__Task prompt__
Print the listing that follows, character for character.

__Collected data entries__
.....

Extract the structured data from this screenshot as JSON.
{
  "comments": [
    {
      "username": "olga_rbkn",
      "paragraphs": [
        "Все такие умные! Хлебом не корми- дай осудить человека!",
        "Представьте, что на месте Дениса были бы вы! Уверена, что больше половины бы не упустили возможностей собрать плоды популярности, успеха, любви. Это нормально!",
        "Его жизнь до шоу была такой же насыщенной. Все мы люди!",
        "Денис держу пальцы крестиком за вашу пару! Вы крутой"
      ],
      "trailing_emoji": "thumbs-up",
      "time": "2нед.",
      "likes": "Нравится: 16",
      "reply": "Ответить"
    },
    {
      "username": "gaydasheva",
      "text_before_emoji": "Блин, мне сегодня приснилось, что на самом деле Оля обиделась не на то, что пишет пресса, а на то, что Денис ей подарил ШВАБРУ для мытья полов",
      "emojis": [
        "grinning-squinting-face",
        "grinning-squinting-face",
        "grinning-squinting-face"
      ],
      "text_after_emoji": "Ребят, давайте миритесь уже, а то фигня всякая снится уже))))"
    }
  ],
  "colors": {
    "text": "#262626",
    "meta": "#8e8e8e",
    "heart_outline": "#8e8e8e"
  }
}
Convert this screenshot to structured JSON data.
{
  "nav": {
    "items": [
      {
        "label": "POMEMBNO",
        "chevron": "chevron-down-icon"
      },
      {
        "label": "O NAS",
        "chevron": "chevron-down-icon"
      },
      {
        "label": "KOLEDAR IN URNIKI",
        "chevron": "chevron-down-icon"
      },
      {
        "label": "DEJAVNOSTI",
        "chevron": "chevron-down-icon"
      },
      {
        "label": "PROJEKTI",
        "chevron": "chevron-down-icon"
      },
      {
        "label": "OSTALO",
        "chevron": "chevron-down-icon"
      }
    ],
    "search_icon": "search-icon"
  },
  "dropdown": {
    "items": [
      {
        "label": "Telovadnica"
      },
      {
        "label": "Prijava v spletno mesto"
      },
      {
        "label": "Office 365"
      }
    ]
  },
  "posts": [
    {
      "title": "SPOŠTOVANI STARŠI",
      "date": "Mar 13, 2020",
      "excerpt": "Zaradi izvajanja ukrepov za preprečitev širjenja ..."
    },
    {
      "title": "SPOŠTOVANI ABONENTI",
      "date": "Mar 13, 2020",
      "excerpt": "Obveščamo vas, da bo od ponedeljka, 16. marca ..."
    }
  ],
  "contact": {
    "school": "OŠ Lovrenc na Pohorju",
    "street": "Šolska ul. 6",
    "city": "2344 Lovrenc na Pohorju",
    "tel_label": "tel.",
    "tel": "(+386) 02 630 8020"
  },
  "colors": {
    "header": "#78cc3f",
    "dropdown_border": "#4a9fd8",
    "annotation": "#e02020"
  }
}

.....

__Worked solution__
Extract the structured data from this screenshot as JSON.
{
  "comments": [
    {
      "username": "olga_rbkn",
      "paragraphs": [
        "Все такие умные! Хлебом не корми- дай осудить человека!",
        "Представьте, что на месте Дениса были бы вы! Уверена, что больше половины бы не упустили возможностей собрать плоды популярности, успеха, любви. Это нормально!",
        "Его жизнь до шоу была такой же насыщенной. Все мы люди!",
        "Денис держу пальцы крестиком за вашу пару! Вы крутой"
      ],
      "trailing_emoji": "thumbs-up",
      "time": "2нед.",
      "likes": "Нравится: 16",
      "reply": "Ответить"
    },
    {
      "username": "gaydasheva",
      "text_before_emoji": "Блин, мне сегодня приснилось, что на самом деле Оля обиделась не на то, что пишет пресса, а на то, что Денис ей подарил ШВАБРУ для мытья полов",
      "emojis": [
        "grinning-squinting-face",
        "grinning-squinting-face",
        "grinning-squinting-face"
      ],
      "text_after_emoji": "Ребят, давайте миритесь уже, а то фигня всякая снится уже))))"
    }
  ],
  "colors": {
    "text": "#262626",
    "meta": "#8e8e8e",
    "heart_outline": "#8e8e8e"
  }
}
Convert this screenshot to structured JSON data.
{
  "nav": {
    "items": [
      {
        "label": "POMEMBNO",
        "chevron": "chevron-down-icon"
      },
      {
        "label": "O NAS",
        "chevron": "chevron-down-icon"
      },
      {
        "label": "KOLEDAR IN URNIKI",
        "chevron": "chevron-down-icon"
      },
      {
        "label": "DEJAVNOSTI",
        "chevron": "chevron-down-icon"
      },
      {
        "label": "PROJEKTI",
        "chevron": "chevron-down-icon"
      },
      {
        "label": "OSTALO",
        "chevron": "chevron-down-icon"
      }
    ],
    "search_icon": "search-icon"
  },
  "dropdown": {
    "items": [
      {
        "label": "Telovadnica"
      },
      {
        "label": "Prijava v spletno mesto"
      },
      {
        "label": "Office 365"
      }
    ]
  },
  "posts": [
    {
      "title": "SPOŠTOVANI STARŠI",
      "date": "Mar 13, 2020",
      "excerpt": "Zaradi izvajanja ukrepov za preprečitev širjenja ..."
    },
    {
      "title": "SPOŠTOVANI ABONENTI",
      "date": "Mar 13, 2020",
      "excerpt": "Obveščamo vas, da bo od ponedeljka, 16. marca ..."
    }
  ],
  "contact": {
    "school": "OŠ Lovrenc na Pohorju",
    "street": "Šolska ul. 6",
    "city": "2344 Lovrenc na Pohorju",
    "tel_label": "tel.",
    "tel": "(+386) 02 630 8020"
  },
  "colors": {
    "header": "#78cc3f",
    "dropdown_border": "#4a9fd8",
    "annotation": "#e02020"
  }
}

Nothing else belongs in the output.